» **Task instructions**: Omit the images. Copy each entry word for word.

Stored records
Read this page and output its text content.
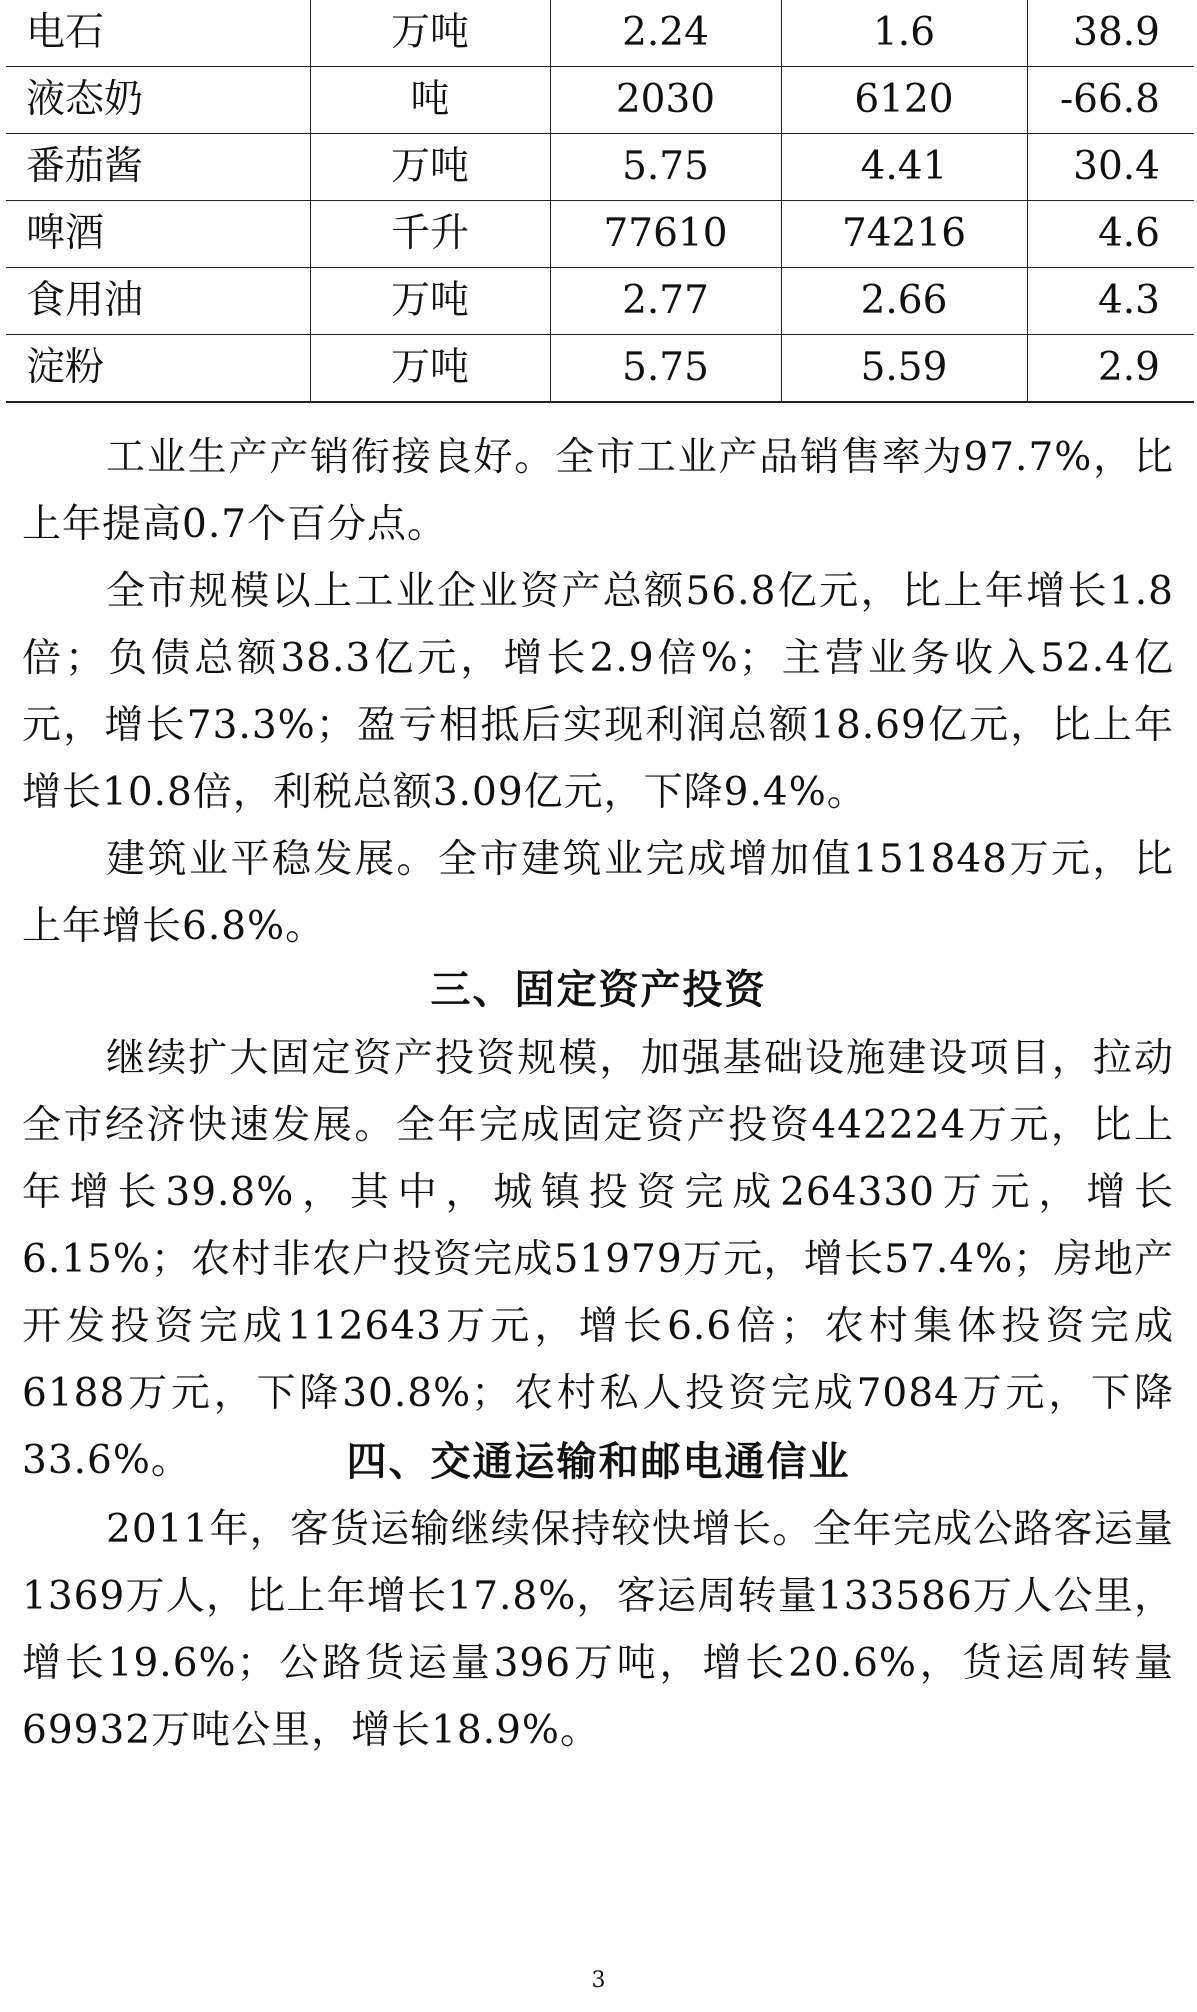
电石	万吨	2.24	1.6	38.9
液态奶	吨	2030	6120	-66.8
番茄酱	万吨	5.75	4.41	30.4
啤酒	千升	77610	74216	4.6
食用油	万吨	2.77	2.66	4.3
淀粉	万吨	5.75	5.59	2.9

工业生产产销衔接良好。全市工业产品销售率为97.7%，比上年提高0.7个百分点。

全市规模以上工业企业资产总额56.8亿元，比上年增长1.8倍；负债总额38.3亿元，增长2.9倍%；主营业务收入52.4亿元，增长73.3%；盈亏相抵后实现利润总额18.69亿元，比上年增长10.8倍，利税总额3.09亿元，下降9.4%。

建筑业平稳发展。全市建筑业完成增加值151848万元，比上年增长6.8%。

三、固定资产投资

继续扩大固定资产投资规模，加强基础设施建设项目，拉动全市经济快速发展。全年完成固定资产投资442224万元，比上年增长39.8%，其中，城镇投资完成264330万元，增长6.15%；农村非农户投资完成51979万元，增长57.4%；房地产开发投资完成112643万元，增长6.6倍；农村集体投资完成6188万元，下降30.8%；农村私人投资完成7084万元，下降33.6%。	四、交通运输和邮电通信业

2011年，客货运输继续保持较快增长。全年完成公路客运量1369万人，比上年增长17.8%，客运周转量133586万人公里，增长19.6%；公路货运量396万吨，增长20.6%，货运周转量69932万吨公里，增长18.9%。

3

» **Correct output**:
Read this page and output its text content.
电石	万吨	2.24	1.6	38.9
液态奶	吨	2030	6120	-66.8
番茄酱	万吨	5.75	4.41	30.4
啤酒	千升	77610	74216	4.6
食用油	万吨	2.77	2.66	4.3
淀粉	万吨	5.75	5.59	2.9

工业生产产销衔接良好。全市工业产品销售率为97.7%，比上年提高0.7个百分点。

全市规模以上工业企业资产总额56.8亿元，比上年增长1.8倍；负债总额38.3亿元，增长2.9倍%；主营业务收入52.4亿元，增长73.3%；盈亏相抵后实现利润总额18.69亿元，比上年增长10.8倍，利税总额3.09亿元，下降9.4%。

建筑业平稳发展。全市建筑业完成增加值151848万元，比上年增长6.8%。

三、固定资产投资

继续扩大固定资产投资规模，加强基础设施建设项目，拉动全市经济快速发展。全年完成固定资产投资442224万元，比上年增长39.8%，其中，城镇投资完成264330万元，增长6.15%；农村非农户投资完成51979万元，增长57.4%；房地产开发投资完成112643万元，增长6.6倍；农村集体投资完成6188万元，下降30.8%；农村私人投资完成7084万元，下降33.6%。	四、交通运输和邮电通信业

2011年，客货运输继续保持较快增长。全年完成公路客运量1369万人，比上年增长17.8%，客运周转量133586万人公里，增长19.6%；公路货运量396万吨，增长20.6%，货运周转量69932万吨公里，增长18.9%。

3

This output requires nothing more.